What the exercise asks
Locate each line holding the string "Středočeského" and copy it.

Input for this task
★ ★ ★ ★ ★
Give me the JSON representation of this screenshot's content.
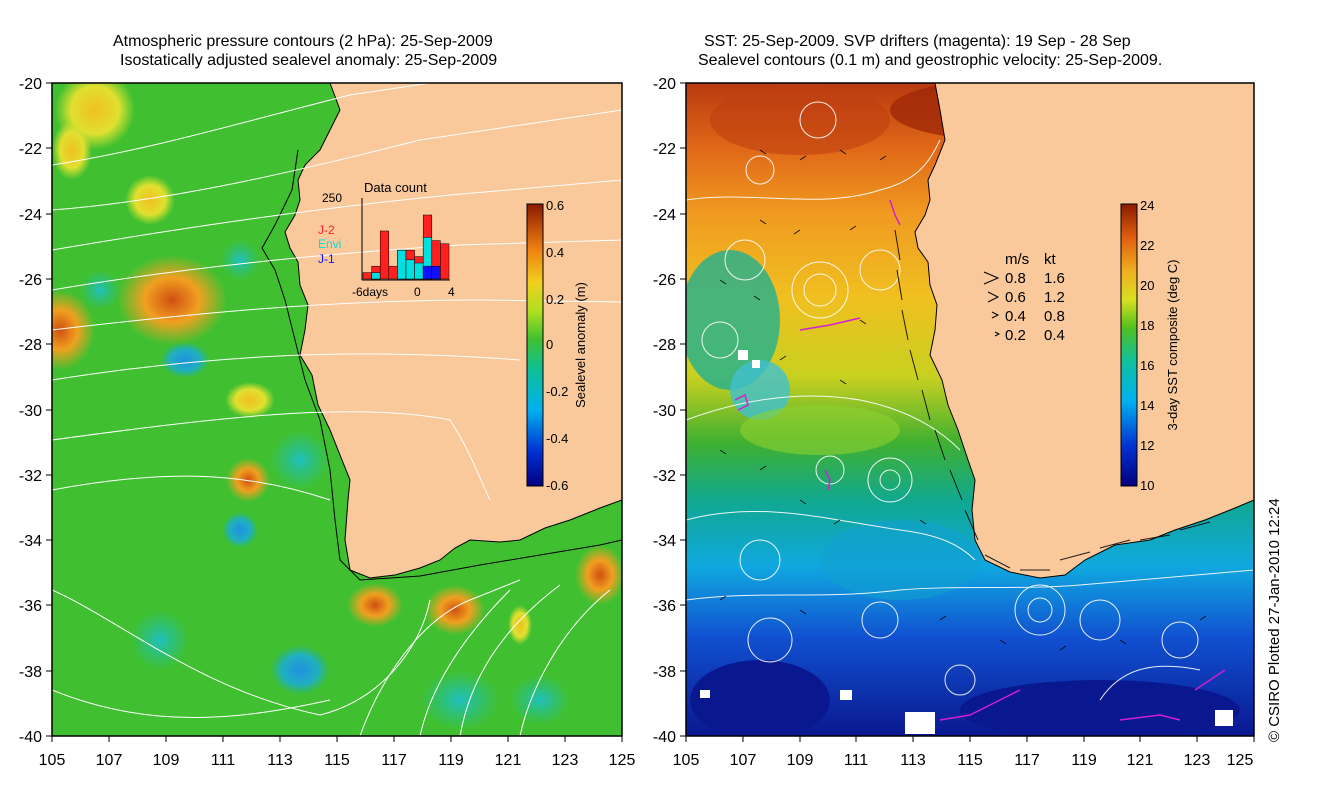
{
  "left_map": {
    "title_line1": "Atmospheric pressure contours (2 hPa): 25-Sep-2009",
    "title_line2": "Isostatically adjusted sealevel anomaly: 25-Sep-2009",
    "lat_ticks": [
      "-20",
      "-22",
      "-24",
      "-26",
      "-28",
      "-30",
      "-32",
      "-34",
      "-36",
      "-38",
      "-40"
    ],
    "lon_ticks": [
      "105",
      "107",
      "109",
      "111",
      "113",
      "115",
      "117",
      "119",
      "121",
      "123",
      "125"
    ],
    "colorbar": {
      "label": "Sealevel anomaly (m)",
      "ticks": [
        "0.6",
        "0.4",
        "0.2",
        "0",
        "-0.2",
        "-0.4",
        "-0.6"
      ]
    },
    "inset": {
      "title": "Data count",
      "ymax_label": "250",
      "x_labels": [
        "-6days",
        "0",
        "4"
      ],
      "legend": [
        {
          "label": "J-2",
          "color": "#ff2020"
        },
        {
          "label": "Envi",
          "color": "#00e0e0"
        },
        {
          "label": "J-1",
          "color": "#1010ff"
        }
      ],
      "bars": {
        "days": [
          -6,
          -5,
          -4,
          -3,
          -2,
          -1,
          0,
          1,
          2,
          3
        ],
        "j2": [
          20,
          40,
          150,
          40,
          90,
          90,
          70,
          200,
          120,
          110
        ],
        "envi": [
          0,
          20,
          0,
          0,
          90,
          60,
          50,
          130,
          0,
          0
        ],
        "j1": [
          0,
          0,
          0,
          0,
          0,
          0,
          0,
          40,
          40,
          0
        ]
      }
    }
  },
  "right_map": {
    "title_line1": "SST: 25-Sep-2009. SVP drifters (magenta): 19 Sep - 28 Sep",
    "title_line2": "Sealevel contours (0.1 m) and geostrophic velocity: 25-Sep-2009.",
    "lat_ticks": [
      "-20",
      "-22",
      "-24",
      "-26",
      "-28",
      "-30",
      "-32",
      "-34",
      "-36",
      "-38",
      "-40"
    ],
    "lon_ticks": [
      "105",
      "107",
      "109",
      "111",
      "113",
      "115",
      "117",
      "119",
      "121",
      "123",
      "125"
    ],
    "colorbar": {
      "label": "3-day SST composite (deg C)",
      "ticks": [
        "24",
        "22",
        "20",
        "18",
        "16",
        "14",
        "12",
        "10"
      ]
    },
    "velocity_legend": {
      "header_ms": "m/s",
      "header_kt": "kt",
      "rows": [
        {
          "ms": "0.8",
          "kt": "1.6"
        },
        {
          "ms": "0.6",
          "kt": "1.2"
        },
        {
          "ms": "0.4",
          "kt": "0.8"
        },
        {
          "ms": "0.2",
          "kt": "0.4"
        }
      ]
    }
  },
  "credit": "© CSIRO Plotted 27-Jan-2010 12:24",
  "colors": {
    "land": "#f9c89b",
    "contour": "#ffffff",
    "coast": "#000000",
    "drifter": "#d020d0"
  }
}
★ ★ ★ ★ ★
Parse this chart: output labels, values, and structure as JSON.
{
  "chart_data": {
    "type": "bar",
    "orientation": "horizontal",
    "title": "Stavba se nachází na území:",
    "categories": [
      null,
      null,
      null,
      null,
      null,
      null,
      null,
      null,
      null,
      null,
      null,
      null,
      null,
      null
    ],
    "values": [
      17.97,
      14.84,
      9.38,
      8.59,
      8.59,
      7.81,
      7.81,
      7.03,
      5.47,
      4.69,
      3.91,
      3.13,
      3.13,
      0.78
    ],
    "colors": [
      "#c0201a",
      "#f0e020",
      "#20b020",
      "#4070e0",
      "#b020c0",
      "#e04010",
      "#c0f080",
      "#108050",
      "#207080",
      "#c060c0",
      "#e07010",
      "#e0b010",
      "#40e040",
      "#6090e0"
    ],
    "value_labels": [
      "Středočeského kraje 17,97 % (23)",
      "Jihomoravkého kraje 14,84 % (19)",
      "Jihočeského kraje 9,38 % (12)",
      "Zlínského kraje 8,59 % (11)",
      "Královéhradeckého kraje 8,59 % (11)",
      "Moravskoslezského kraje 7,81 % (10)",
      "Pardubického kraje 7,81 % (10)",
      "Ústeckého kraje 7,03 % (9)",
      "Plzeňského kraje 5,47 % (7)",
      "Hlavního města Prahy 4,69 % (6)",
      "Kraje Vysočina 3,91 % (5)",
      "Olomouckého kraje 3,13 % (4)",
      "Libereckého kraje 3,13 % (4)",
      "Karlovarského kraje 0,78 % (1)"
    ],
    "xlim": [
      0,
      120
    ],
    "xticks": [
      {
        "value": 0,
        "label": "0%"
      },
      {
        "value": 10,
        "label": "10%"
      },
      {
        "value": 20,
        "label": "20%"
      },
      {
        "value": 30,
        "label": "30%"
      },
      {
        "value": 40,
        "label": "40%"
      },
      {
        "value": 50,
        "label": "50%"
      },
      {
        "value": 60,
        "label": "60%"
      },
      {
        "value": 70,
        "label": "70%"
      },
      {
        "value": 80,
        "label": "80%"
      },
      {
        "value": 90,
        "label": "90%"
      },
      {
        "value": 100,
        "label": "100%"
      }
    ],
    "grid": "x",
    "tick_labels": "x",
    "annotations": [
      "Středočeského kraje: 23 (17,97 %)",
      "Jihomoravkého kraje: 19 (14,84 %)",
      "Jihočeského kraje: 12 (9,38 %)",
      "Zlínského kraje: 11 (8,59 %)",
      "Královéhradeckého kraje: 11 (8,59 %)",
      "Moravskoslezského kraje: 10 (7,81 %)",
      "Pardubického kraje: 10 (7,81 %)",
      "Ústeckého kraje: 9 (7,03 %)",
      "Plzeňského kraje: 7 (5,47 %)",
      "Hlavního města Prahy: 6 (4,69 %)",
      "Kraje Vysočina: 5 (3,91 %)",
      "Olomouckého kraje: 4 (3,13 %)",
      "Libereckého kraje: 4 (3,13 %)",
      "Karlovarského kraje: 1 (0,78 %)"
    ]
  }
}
★ ★ ★ ★ ★
Worked answer
      "Středočeského kraje 17,97 % (23)",
      "Středočeského kraje: 23 (17,97 %)",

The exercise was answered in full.